PROBLEM DESCRIPTION:
Word for word, set down the records and skip each picture.

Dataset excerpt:
——————

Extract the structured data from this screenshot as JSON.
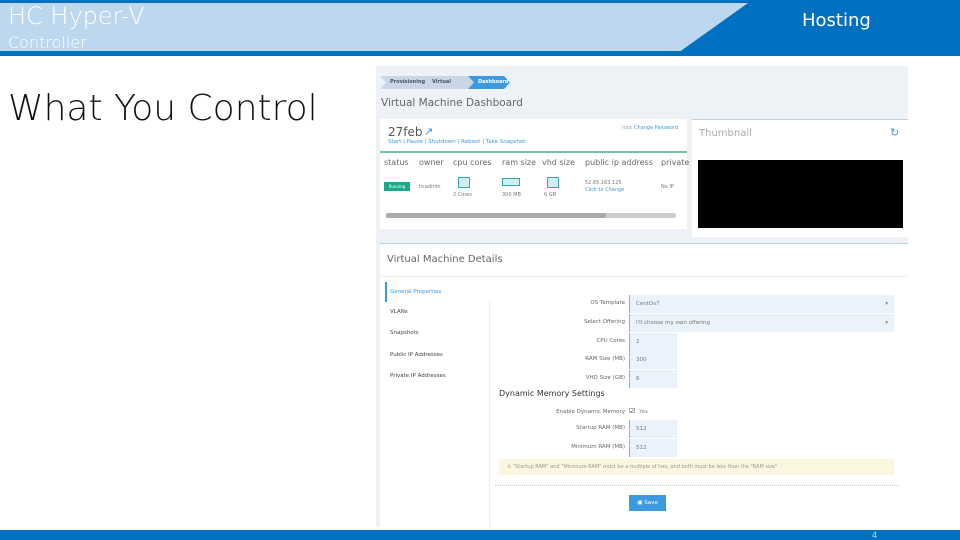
{
  "slide": {
    "title": "HC Hyper-V",
    "subtitle": "Controller",
    "section": "Hosting",
    "heading": "What You Control",
    "page_number": "4"
  },
  "app": {
    "breadcrumbs": [
      "Provisioning",
      "Virtual Machines",
      "Dashboard"
    ],
    "page_title": "Virtual Machine Dashboard",
    "vm": {
      "name": "27feb",
      "actions": "Start | Pause | Shutdown | Reboot | Take Snapshot",
      "user": "root",
      "change_password": "Change Password"
    },
    "table": {
      "headers": [
        "status",
        "owner",
        "cpu cores",
        "ram size",
        "vhd size",
        "public ip address",
        "private"
      ],
      "row": {
        "status": "Running",
        "owner": "hcadmin",
        "cpu": "2 Cores",
        "ram": "300 MB",
        "vhd": "6 GB",
        "ip": "52.65.163.125",
        "ip_link": "Click to Change",
        "private": "No IP"
      }
    },
    "thumbnail": {
      "title": "Thumbnail"
    },
    "details": {
      "title": "Virtual Machine Details",
      "nav": [
        "General Properties",
        "VLANs",
        "Snapshots",
        "Public IP Addresses",
        "Private IP Addresses"
      ],
      "fields": [
        {
          "label": "OS Template",
          "value": "CentOs7"
        },
        {
          "label": "Select Offering",
          "value": "I'll choose my own offering"
        },
        {
          "label": "CPU Cores",
          "value": "2"
        },
        {
          "label": "RAM Size (MB)",
          "value": "300"
        },
        {
          "label": "VHD Size (GB)",
          "value": "6"
        }
      ],
      "dyn_title": "Dynamic Memory Settings",
      "enable_label": "Enable Dynamic Memory",
      "enable_value": "Yes",
      "dyn_fields": [
        {
          "label": "Startup RAM (MB)",
          "value": "512"
        },
        {
          "label": "Minimum RAM (MB)",
          "value": "512"
        }
      ],
      "note": "\"Startup RAM\" and \"Minimum RAM\" must be a multiple of two, and both must be less than the \"RAM size\"",
      "save": "Save"
    }
  },
  "colors": {
    "brand": "#0070c0",
    "light": "#bdd7ee",
    "accent": "#3c9ae0",
    "running": "#1aaa88"
  }
}
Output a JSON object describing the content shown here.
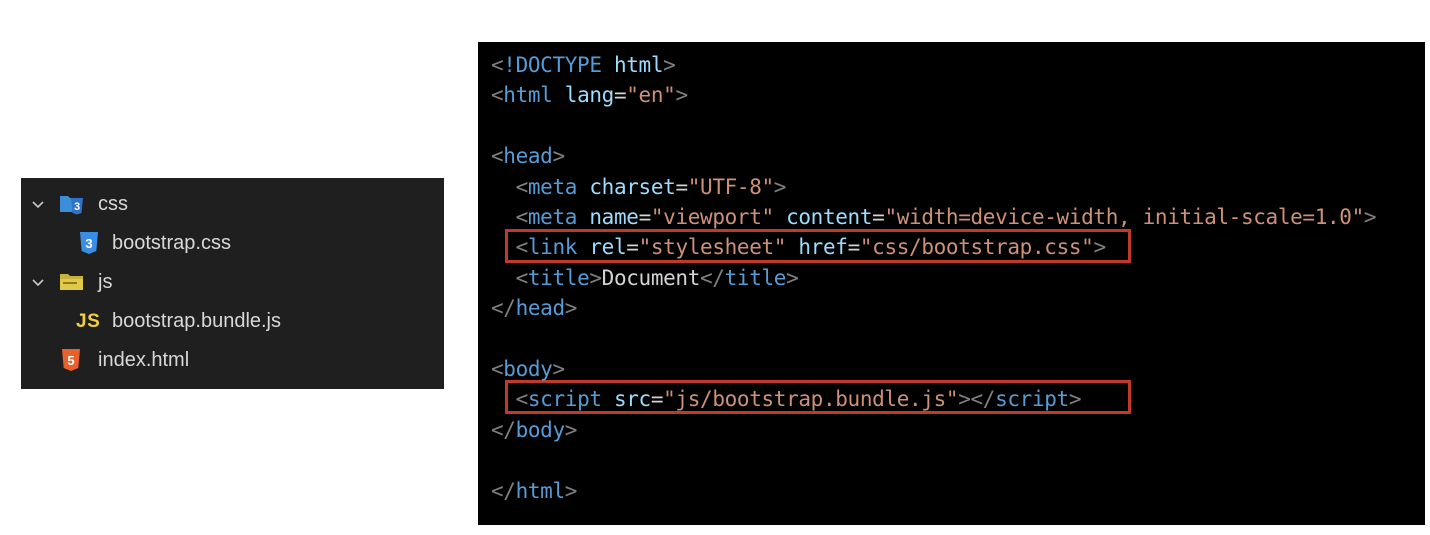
{
  "explorer": {
    "items": [
      {
        "label": "css",
        "type": "folder",
        "expanded": true,
        "icon": "folder-css-icon"
      },
      {
        "label": "bootstrap.css",
        "type": "file",
        "icon": "css3-icon"
      },
      {
        "label": "js",
        "type": "folder",
        "expanded": true,
        "icon": "folder-js-icon"
      },
      {
        "label": "bootstrap.bundle.js",
        "type": "file",
        "icon": "js-icon",
        "icon_text": "JS"
      },
      {
        "label": "index.html",
        "type": "file",
        "icon": "html5-icon"
      }
    ]
  },
  "code": {
    "lines": [
      [
        {
          "c": "p",
          "t": "<"
        },
        {
          "c": "t",
          "t": "!DOCTYPE"
        },
        {
          "c": "x",
          "t": " "
        },
        {
          "c": "a",
          "t": "html"
        },
        {
          "c": "p",
          "t": ">"
        }
      ],
      [
        {
          "c": "p",
          "t": "<"
        },
        {
          "c": "t",
          "t": "html"
        },
        {
          "c": "x",
          "t": " "
        },
        {
          "c": "a",
          "t": "lang"
        },
        {
          "c": "e",
          "t": "="
        },
        {
          "c": "s",
          "t": "\"en\""
        },
        {
          "c": "p",
          "t": ">"
        }
      ],
      [],
      [
        {
          "c": "p",
          "t": "<"
        },
        {
          "c": "t",
          "t": "head"
        },
        {
          "c": "p",
          "t": ">"
        }
      ],
      [
        {
          "c": "x",
          "t": "  "
        },
        {
          "c": "p",
          "t": "<"
        },
        {
          "c": "t",
          "t": "meta"
        },
        {
          "c": "x",
          "t": " "
        },
        {
          "c": "a",
          "t": "charset"
        },
        {
          "c": "e",
          "t": "="
        },
        {
          "c": "s",
          "t": "\"UTF-8\""
        },
        {
          "c": "p",
          "t": ">"
        }
      ],
      [
        {
          "c": "x",
          "t": "  "
        },
        {
          "c": "p",
          "t": "<"
        },
        {
          "c": "t",
          "t": "meta"
        },
        {
          "c": "x",
          "t": " "
        },
        {
          "c": "a",
          "t": "name"
        },
        {
          "c": "e",
          "t": "="
        },
        {
          "c": "s",
          "t": "\"viewport\""
        },
        {
          "c": "x",
          "t": " "
        },
        {
          "c": "a",
          "t": "content"
        },
        {
          "c": "e",
          "t": "="
        },
        {
          "c": "s",
          "t": "\"width=device-width, initial-scale=1.0\""
        },
        {
          "c": "p",
          "t": ">"
        }
      ],
      [
        {
          "c": "x",
          "t": "  "
        },
        {
          "c": "p",
          "t": "<"
        },
        {
          "c": "t",
          "t": "link"
        },
        {
          "c": "x",
          "t": " "
        },
        {
          "c": "a",
          "t": "rel"
        },
        {
          "c": "e",
          "t": "="
        },
        {
          "c": "s",
          "t": "\"stylesheet\""
        },
        {
          "c": "x",
          "t": " "
        },
        {
          "c": "a",
          "t": "href"
        },
        {
          "c": "e",
          "t": "="
        },
        {
          "c": "s",
          "t": "\"css/bootstrap.css\""
        },
        {
          "c": "p",
          "t": ">"
        }
      ],
      [
        {
          "c": "x",
          "t": "  "
        },
        {
          "c": "p",
          "t": "<"
        },
        {
          "c": "t",
          "t": "title"
        },
        {
          "c": "p",
          "t": ">"
        },
        {
          "c": "x",
          "t": "Document"
        },
        {
          "c": "p",
          "t": "</"
        },
        {
          "c": "t",
          "t": "title"
        },
        {
          "c": "p",
          "t": ">"
        }
      ],
      [
        {
          "c": "p",
          "t": "</"
        },
        {
          "c": "t",
          "t": "head"
        },
        {
          "c": "p",
          "t": ">"
        }
      ],
      [],
      [
        {
          "c": "p",
          "t": "<"
        },
        {
          "c": "t",
          "t": "body"
        },
        {
          "c": "p",
          "t": ">"
        }
      ],
      [
        {
          "c": "x",
          "t": "  "
        },
        {
          "c": "p",
          "t": "<"
        },
        {
          "c": "t",
          "t": "script"
        },
        {
          "c": "x",
          "t": " "
        },
        {
          "c": "a",
          "t": "src"
        },
        {
          "c": "e",
          "t": "="
        },
        {
          "c": "s",
          "t": "\"js/bootstrap.bundle.js\""
        },
        {
          "c": "p",
          "t": ">"
        },
        {
          "c": "p",
          "t": "</"
        },
        {
          "c": "t",
          "t": "script"
        },
        {
          "c": "p",
          "t": ">"
        }
      ],
      [
        {
          "c": "p",
          "t": "</"
        },
        {
          "c": "t",
          "t": "body"
        },
        {
          "c": "p",
          "t": ">"
        }
      ],
      [],
      [
        {
          "c": "p",
          "t": "</"
        },
        {
          "c": "t",
          "t": "html"
        },
        {
          "c": "p",
          "t": ">"
        }
      ]
    ],
    "highlighted_lines": [
      6,
      11
    ],
    "highlight_color": "#c0392b"
  },
  "colors": {
    "explorer_bg": "#1f1f1f",
    "code_bg": "#000000",
    "bracket": "#808080",
    "tag": "#569cd6",
    "attribute": "#9cdcfe",
    "string": "#ce9178",
    "text": "#d4d4d4"
  }
}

——————

RESULT:
Extract the structured data from this screenshot as JSON.
{
  "slide": {
    "title": "HC Hyper-V",
    "subtitle": "Controller",
    "section": "Hosting",
    "heading": "What You Control",
    "page_number": "4"
  },
  "app": {
    "breadcrumbs": [
      "Provisioning",
      "Virtual Machines",
      "Dashboard"
    ],
    "page_title": "Virtual Machine Dashboard",
    "vm": {
      "name": "27feb",
      "actions": "Start | Pause | Shutdown | Reboot | Take Snapshot",
      "user": "root",
      "change_password": "Change Password"
    },
    "table": {
      "headers": [
        "status",
        "owner",
        "cpu cores",
        "ram size",
        "vhd size",
        "public ip address",
        "private"
      ],
      "row": {
        "status": "Running",
        "owner": "hcadmin",
        "cpu": "2 Cores",
        "ram": "300 MB",
        "vhd": "6 GB",
        "ip": "52.65.163.125",
        "ip_link": "Click to Change",
        "private": "No IP"
      }
    },
    "thumbnail": {
      "title": "Thumbnail"
    },
    "details": {
      "title": "Virtual Machine Details",
      "nav": [
        "General Properties",
        "VLANs",
        "Snapshots",
        "Public IP Addresses",
        "Private IP Addresses"
      ],
      "fields": [
        {
          "label": "OS Template",
          "value": "CentOs7"
        },
        {
          "label": "Select Offering",
          "value": "I'll choose my own offering"
        },
        {
          "label": "CPU Cores",
          "value": "2"
        },
        {
          "label": "RAM Size (MB)",
          "value": "300"
        },
        {
          "label": "VHD Size (GB)",
          "value": "6"
        }
      ],
      "dyn_title": "Dynamic Memory Settings",
      "enable_label": "Enable Dynamic Memory",
      "enable_value": "Yes",
      "dyn_fields": [
        {
          "label": "Startup RAM (MB)",
          "value": "512"
        },
        {
          "label": "Minimum RAM (MB)",
          "value": "512"
        }
      ],
      "note": "\"Startup RAM\" and \"Minimum RAM\" must be a multiple of two, and both must be less than the \"RAM size\"",
      "save": "Save"
    }
  },
  "colors": {
    "brand": "#0070c0",
    "light": "#bdd7ee",
    "accent": "#3c9ae0",
    "running": "#1aaa88"
  }
}
Output a JSON object describing the content shown here.
{
  "explorer": {
    "items": [
      {
        "label": "css",
        "type": "folder",
        "expanded": true,
        "icon": "folder-css-icon"
      },
      {
        "label": "bootstrap.css",
        "type": "file",
        "icon": "css3-icon"
      },
      {
        "label": "js",
        "type": "folder",
        "expanded": true,
        "icon": "folder-js-icon"
      },
      {
        "label": "bootstrap.bundle.js",
        "type": "file",
        "icon": "js-icon",
        "icon_text": "JS"
      },
      {
        "label": "index.html",
        "type": "file",
        "icon": "html5-icon"
      }
    ]
  },
  "code": {
    "lines": [
      [
        {
          "c": "p",
          "t": "<"
        },
        {
          "c": "t",
          "t": "!DOCTYPE"
        },
        {
          "c": "x",
          "t": " "
        },
        {
          "c": "a",
          "t": "html"
        },
        {
          "c": "p",
          "t": ">"
        }
      ],
      [
        {
          "c": "p",
          "t": "<"
        },
        {
          "c": "t",
          "t": "html"
        },
        {
          "c": "x",
          "t": " "
        },
        {
          "c": "a",
          "t": "lang"
        },
        {
          "c": "e",
          "t": "="
        },
        {
          "c": "s",
          "t": "\"en\""
        },
        {
          "c": "p",
          "t": ">"
        }
      ],
      [],
      [
        {
          "c": "p",
          "t": "<"
        },
        {
          "c": "t",
          "t": "head"
        },
        {
          "c": "p",
          "t": ">"
        }
      ],
      [
        {
          "c": "x",
          "t": "  "
        },
        {
          "c": "p",
          "t": "<"
        },
        {
          "c": "t",
          "t": "meta"
        },
        {
          "c": "x",
          "t": " "
        },
        {
          "c": "a",
          "t": "charset"
        },
        {
          "c": "e",
          "t": "="
        },
        {
          "c": "s",
          "t": "\"UTF-8\""
        },
        {
          "c": "p",
          "t": ">"
        }
      ],
      [
        {
          "c": "x",
          "t": "  "
        },
        {
          "c": "p",
          "t": "<"
        },
        {
          "c": "t",
          "t": "meta"
        },
        {
          "c": "x",
          "t": " "
        },
        {
          "c": "a",
          "t": "name"
        },
        {
          "c": "e",
          "t": "="
        },
        {
          "c": "s",
          "t": "\"viewport\""
        },
        {
          "c": "x",
          "t": " "
        },
        {
          "c": "a",
          "t": "content"
        },
        {
          "c": "e",
          "t": "="
        },
        {
          "c": "s",
          "t": "\"width=device-width, initial-scale=1.0\""
        },
        {
          "c": "p",
          "t": ">"
        }
      ],
      [
        {
          "c": "x",
          "t": "  "
        },
        {
          "c": "p",
          "t": "<"
        },
        {
          "c": "t",
          "t": "link"
        },
        {
          "c": "x",
          "t": " "
        },
        {
          "c": "a",
          "t": "rel"
        },
        {
          "c": "e",
          "t": "="
        },
        {
          "c": "s",
          "t": "\"stylesheet\""
        },
        {
          "c": "x",
          "t": " "
        },
        {
          "c": "a",
          "t": "href"
        },
        {
          "c": "e",
          "t": "="
        },
        {
          "c": "s",
          "t": "\"css/bootstrap.css\""
        },
        {
          "c": "p",
          "t": ">"
        }
      ],
      [
        {
          "c": "x",
          "t": "  "
        },
        {
          "c": "p",
          "t": "<"
        },
        {
          "c": "t",
          "t": "title"
        },
        {
          "c": "p",
          "t": ">"
        },
        {
          "c": "x",
          "t": "Document"
        },
        {
          "c": "p",
          "t": "</"
        },
        {
          "c": "t",
          "t": "title"
        },
        {
          "c": "p",
          "t": ">"
        }
      ],
      [
        {
          "c": "p",
          "t": "</"
        },
        {
          "c": "t",
          "t": "head"
        },
        {
          "c": "p",
          "t": ">"
        }
      ],
      [],
      [
        {
          "c": "p",
          "t": "<"
        },
        {
          "c": "t",
          "t": "body"
        },
        {
          "c": "p",
          "t": ">"
        }
      ],
      [
        {
          "c": "x",
          "t": "  "
        },
        {
          "c": "p",
          "t": "<"
        },
        {
          "c": "t",
          "t": "script"
        },
        {
          "c": "x",
          "t": " "
        },
        {
          "c": "a",
          "t": "src"
        },
        {
          "c": "e",
          "t": "="
        },
        {
          "c": "s",
          "t": "\"js/bootstrap.bundle.js\""
        },
        {
          "c": "p",
          "t": ">"
        },
        {
          "c": "p",
          "t": "</"
        },
        {
          "c": "t",
          "t": "script"
        },
        {
          "c": "p",
          "t": ">"
        }
      ],
      [
        {
          "c": "p",
          "t": "</"
        },
        {
          "c": "t",
          "t": "body"
        },
        {
          "c": "p",
          "t": ">"
        }
      ],
      [],
      [
        {
          "c": "p",
          "t": "</"
        },
        {
          "c": "t",
          "t": "html"
        },
        {
          "c": "p",
          "t": ">"
        }
      ]
    ],
    "highlighted_lines": [
      6,
      11
    ],
    "highlight_color": "#c0392b"
  },
  "colors": {
    "explorer_bg": "#1f1f1f",
    "code_bg": "#000000",
    "bracket": "#808080",
    "tag": "#569cd6",
    "attribute": "#9cdcfe",
    "string": "#ce9178",
    "text": "#d4d4d4"
  }
}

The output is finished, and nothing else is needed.